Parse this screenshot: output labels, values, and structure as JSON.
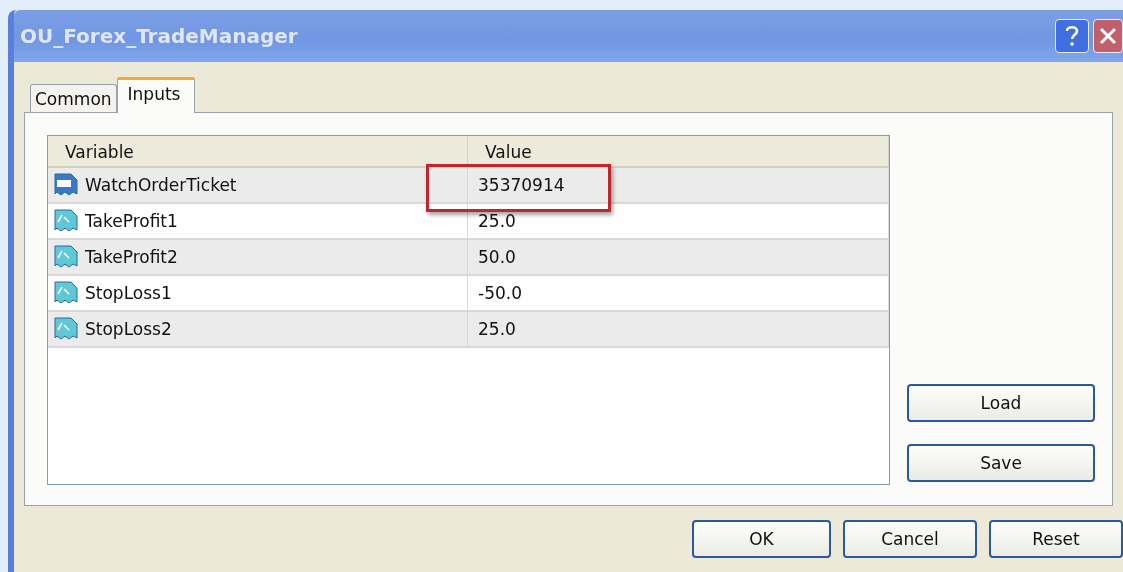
{
  "window": {
    "title": "OU_Forex_TradeManager"
  },
  "title_buttons": [
    {
      "kind": "help"
    },
    {
      "kind": "close"
    }
  ],
  "tabs": [
    {
      "label": "Common",
      "selected": false
    },
    {
      "label": "Inputs",
      "selected": true
    }
  ],
  "table": {
    "columns": [
      "Variable",
      "Value"
    ],
    "rows": [
      {
        "kind": "integer",
        "variable": "WatchOrderTicket",
        "value": "35370914",
        "highlighted": true
      },
      {
        "kind": "double",
        "variable": "TakeProfit1",
        "value": "25.0",
        "highlighted": false
      },
      {
        "kind": "double",
        "variable": "TakeProfit2",
        "value": "50.0",
        "highlighted": false
      },
      {
        "kind": "double",
        "variable": "StopLoss1",
        "value": "-50.0",
        "highlighted": false
      },
      {
        "kind": "double",
        "variable": "StopLoss2",
        "value": "25.0",
        "highlighted": false
      }
    ]
  },
  "side_buttons": [
    "Load",
    "Save"
  ],
  "buttons": [
    "OK",
    "Cancel",
    "Reset"
  ]
}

#### What this task involves
Repeat everything in the records precisely. Images are excluded from the copy.

#### Full response
Parse this screenshot: output labels, values, and structure as JSON.
{
  "window": {
    "title": "OU_Forex_TradeManager"
  },
  "title_buttons": [
    {
      "kind": "help"
    },
    {
      "kind": "close"
    }
  ],
  "tabs": [
    {
      "label": "Common",
      "selected": false
    },
    {
      "label": "Inputs",
      "selected": true
    }
  ],
  "table": {
    "columns": [
      "Variable",
      "Value"
    ],
    "rows": [
      {
        "kind": "integer",
        "variable": "WatchOrderTicket",
        "value": "35370914",
        "highlighted": true
      },
      {
        "kind": "double",
        "variable": "TakeProfit1",
        "value": "25.0",
        "highlighted": false
      },
      {
        "kind": "double",
        "variable": "TakeProfit2",
        "value": "50.0",
        "highlighted": false
      },
      {
        "kind": "double",
        "variable": "StopLoss1",
        "value": "-50.0",
        "highlighted": false
      },
      {
        "kind": "double",
        "variable": "StopLoss2",
        "value": "25.0",
        "highlighted": false
      }
    ]
  },
  "side_buttons": [
    "Load",
    "Save"
  ],
  "buttons": [
    "OK",
    "Cancel",
    "Reset"
  ]
}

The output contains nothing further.